───── PASSAGE PROVIDED ─────

What I'm trying to ask is I feel like there is trouble brewing and he's already been upset about the future and feeling like he dosen't have one, which threw me for six, because it came out of nowhere when he said all that. I can only see it getting worse as he becomes more and more aware of his differences and difficulties. For those who have gone before - did this happen with your children was there an age when the suddenly became aware? What can I do to help him?

 

thanks

Lorraine

 

 

Hi,

 

I'm sure everyone will tell you a different story about their child, but for me, my son is nearly 13, and is really only now realizing that he is different and 'odd' or 'weird' or whatever. It's almost a sudden realization that, 'hold on a minute, I haven't got any friends'!! - kind of thing. Before, he was pretty oblivious really to it.

─────

__APPLY WHAT YOU READ__:
#1 According to the forum thread, how old is the son of the person who replies to Lorraine?
#2 From the forum thread, output the text that begins at "What I'm trying" and ends after "to help him?".
The rows that come next are not needed.

───── MATERIAL SHOWN ─────

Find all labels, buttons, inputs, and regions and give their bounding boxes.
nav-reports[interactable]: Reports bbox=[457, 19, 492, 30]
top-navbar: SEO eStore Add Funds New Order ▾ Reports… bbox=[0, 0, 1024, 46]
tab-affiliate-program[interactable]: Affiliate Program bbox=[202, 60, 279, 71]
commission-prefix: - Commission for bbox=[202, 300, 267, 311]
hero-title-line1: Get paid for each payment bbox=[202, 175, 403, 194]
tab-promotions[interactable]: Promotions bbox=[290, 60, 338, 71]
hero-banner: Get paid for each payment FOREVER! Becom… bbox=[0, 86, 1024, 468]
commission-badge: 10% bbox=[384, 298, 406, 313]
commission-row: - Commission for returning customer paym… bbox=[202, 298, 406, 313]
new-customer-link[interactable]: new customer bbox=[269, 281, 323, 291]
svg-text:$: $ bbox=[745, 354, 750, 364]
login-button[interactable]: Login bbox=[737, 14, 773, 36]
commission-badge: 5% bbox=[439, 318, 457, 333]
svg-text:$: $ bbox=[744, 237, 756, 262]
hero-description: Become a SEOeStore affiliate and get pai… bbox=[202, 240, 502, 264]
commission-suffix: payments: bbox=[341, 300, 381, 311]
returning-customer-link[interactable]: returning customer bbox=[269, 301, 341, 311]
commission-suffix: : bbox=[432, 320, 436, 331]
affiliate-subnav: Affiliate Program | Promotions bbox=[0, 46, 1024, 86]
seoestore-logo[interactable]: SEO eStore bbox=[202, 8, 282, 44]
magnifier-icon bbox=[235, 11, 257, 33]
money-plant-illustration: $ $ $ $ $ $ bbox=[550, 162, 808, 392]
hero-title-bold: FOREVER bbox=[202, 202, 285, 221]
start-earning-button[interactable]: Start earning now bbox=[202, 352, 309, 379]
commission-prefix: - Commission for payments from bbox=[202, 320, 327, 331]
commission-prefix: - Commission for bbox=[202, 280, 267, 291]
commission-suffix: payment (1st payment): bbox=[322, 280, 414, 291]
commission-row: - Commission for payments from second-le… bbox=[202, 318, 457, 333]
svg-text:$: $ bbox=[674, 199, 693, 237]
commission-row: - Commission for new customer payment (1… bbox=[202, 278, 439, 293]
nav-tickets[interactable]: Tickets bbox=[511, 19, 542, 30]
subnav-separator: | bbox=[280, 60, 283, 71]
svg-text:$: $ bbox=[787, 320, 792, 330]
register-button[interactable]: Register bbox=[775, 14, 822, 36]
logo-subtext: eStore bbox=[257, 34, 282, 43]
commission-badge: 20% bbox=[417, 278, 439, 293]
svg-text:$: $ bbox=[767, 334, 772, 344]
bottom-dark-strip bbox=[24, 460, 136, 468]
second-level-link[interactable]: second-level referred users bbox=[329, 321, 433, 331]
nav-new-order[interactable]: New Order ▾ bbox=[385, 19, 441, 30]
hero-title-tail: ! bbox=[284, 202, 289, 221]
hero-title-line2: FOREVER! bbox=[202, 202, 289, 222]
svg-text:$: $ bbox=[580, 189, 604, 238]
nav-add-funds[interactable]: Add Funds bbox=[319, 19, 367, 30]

─────

__SOLUTIONS TO THE TASKS__:
#1 He is nearly 13.

#2
What I'm trying to ask is I feel like there is trouble brewing and he's already been upset about the future and feeling like he dosen't have one, which threw me for six, because it came out of nowhere when he said all that. I can only see it getting worse as he becomes more and more aware of his differences and difficulties. For those who have gone before - did this happen with your children was there an age when the suddenly became aware? What can I do to help him?